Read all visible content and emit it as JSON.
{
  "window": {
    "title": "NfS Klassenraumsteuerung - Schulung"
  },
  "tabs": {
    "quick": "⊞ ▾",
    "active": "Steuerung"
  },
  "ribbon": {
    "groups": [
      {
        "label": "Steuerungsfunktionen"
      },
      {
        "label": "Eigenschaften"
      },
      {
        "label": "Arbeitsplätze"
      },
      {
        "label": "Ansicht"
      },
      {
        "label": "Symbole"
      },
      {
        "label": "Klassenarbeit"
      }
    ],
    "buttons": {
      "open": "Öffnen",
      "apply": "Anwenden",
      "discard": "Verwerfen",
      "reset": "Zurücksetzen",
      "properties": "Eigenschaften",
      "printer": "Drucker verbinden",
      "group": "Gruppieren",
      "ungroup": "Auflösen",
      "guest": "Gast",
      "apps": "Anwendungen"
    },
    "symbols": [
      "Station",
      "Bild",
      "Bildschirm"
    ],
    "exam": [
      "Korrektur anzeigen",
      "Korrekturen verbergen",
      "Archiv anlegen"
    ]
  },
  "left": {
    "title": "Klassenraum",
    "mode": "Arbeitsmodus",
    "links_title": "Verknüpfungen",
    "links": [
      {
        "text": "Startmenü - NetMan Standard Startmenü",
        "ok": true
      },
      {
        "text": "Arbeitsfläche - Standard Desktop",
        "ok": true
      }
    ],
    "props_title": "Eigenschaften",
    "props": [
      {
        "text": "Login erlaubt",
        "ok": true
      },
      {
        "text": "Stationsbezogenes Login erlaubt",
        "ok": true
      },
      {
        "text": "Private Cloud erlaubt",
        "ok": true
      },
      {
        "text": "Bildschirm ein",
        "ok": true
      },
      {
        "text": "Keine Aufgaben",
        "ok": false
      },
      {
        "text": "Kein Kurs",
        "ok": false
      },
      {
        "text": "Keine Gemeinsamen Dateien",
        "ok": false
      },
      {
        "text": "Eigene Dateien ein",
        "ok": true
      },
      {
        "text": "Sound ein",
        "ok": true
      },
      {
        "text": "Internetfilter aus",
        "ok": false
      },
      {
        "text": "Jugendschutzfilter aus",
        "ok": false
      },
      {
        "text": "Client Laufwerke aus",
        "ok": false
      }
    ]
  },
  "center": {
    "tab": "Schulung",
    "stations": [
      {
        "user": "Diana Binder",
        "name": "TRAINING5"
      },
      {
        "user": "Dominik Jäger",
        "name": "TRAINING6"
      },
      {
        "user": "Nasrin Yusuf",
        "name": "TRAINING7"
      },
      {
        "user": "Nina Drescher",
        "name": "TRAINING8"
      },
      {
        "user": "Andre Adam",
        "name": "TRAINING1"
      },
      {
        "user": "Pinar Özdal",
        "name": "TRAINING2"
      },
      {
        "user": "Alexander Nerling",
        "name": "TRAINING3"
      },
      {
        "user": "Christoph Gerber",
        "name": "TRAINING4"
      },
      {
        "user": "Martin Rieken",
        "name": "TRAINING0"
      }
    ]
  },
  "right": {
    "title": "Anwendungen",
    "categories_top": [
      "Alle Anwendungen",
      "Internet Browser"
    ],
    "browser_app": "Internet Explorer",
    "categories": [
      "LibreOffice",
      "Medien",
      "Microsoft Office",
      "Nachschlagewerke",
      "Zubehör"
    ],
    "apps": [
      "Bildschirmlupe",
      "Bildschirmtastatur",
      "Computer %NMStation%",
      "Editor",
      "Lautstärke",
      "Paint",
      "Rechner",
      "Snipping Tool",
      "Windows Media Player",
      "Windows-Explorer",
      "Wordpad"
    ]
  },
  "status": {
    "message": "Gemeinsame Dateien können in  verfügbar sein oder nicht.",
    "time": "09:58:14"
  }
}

******

Repeat all of the data shown above, exactly as it appears.

* _Solution to this exercise_:
Read all visible content and emit it as JSON.
{
  "window": {
    "title": "NfS Klassenraumsteuerung - Schulung"
  },
  "tabs": {
    "quick": "⊞ ▾",
    "active": "Steuerung"
  },
  "ribbon": {
    "groups": [
      {
        "label": "Steuerungsfunktionen"
      },
      {
        "label": "Eigenschaften"
      },
      {
        "label": "Arbeitsplätze"
      },
      {
        "label": "Ansicht"
      },
      {
        "label": "Symbole"
      },
      {
        "label": "Klassenarbeit"
      }
    ],
    "buttons": {
      "open": "Öffnen",
      "apply": "Anwenden",
      "discard": "Verwerfen",
      "reset": "Zurücksetzen",
      "properties": "Eigenschaften",
      "printer": "Drucker verbinden",
      "group": "Gruppieren",
      "ungroup": "Auflösen",
      "guest": "Gast",
      "apps": "Anwendungen"
    },
    "symbols": [
      "Station",
      "Bild",
      "Bildschirm"
    ],
    "exam": [
      "Korrektur anzeigen",
      "Korrekturen verbergen",
      "Archiv anlegen"
    ]
  },
  "left": {
    "title": "Klassenraum",
    "mode": "Arbeitsmodus",
    "links_title": "Verknüpfungen",
    "links": [
      {
        "text": "Startmenü - NetMan Standard Startmenü",
        "ok": true
      },
      {
        "text": "Arbeitsfläche - Standard Desktop",
        "ok": true
      }
    ],
    "props_title": "Eigenschaften",
    "props": [
      {
        "text": "Login erlaubt",
        "ok": true
      },
      {
        "text": "Stationsbezogenes Login erlaubt",
        "ok": true
      },
      {
        "text": "Private Cloud erlaubt",
        "ok": true
      },
      {
        "text": "Bildschirm ein",
        "ok": true
      },
      {
        "text": "Keine Aufgaben",
        "ok": false
      },
      {
        "text": "Kein Kurs",
        "ok": false
      },
      {
        "text": "Keine Gemeinsamen Dateien",
        "ok": false
      },
      {
        "text": "Eigene Dateien ein",
        "ok": true
      },
      {
        "text": "Sound ein",
        "ok": true
      },
      {
        "text": "Internetfilter aus",
        "ok": false
      },
      {
        "text": "Jugendschutzfilter aus",
        "ok": false
      },
      {
        "text": "Client Laufwerke aus",
        "ok": false
      }
    ]
  },
  "center": {
    "tab": "Schulung",
    "stations": [
      {
        "user": "Diana Binder",
        "name": "TRAINING5"
      },
      {
        "user": "Dominik Jäger",
        "name": "TRAINING6"
      },
      {
        "user": "Nasrin Yusuf",
        "name": "TRAINING7"
      },
      {
        "user": "Nina Drescher",
        "name": "TRAINING8"
      },
      {
        "user": "Andre Adam",
        "name": "TRAINING1"
      },
      {
        "user": "Pinar Özdal",
        "name": "TRAINING2"
      },
      {
        "user": "Alexander Nerling",
        "name": "TRAINING3"
      },
      {
        "user": "Christoph Gerber",
        "name": "TRAINING4"
      },
      {
        "user": "Martin Rieken",
        "name": "TRAINING0"
      }
    ]
  },
  "right": {
    "title": "Anwendungen",
    "categories_top": [
      "Alle Anwendungen",
      "Internet Browser"
    ],
    "browser_app": "Internet Explorer",
    "categories": [
      "LibreOffice",
      "Medien",
      "Microsoft Office",
      "Nachschlagewerke",
      "Zubehör"
    ],
    "apps": [
      "Bildschirmlupe",
      "Bildschirmtastatur",
      "Computer %NMStation%",
      "Editor",
      "Lautstärke",
      "Paint",
      "Rechner",
      "Snipping Tool",
      "Windows Media Player",
      "Windows-Explorer",
      "Wordpad"
    ]
  },
  "status": {
    "message": "Gemeinsame Dateien können in  verfügbar sein oder nicht.",
    "time": "09:58:14"
  }
}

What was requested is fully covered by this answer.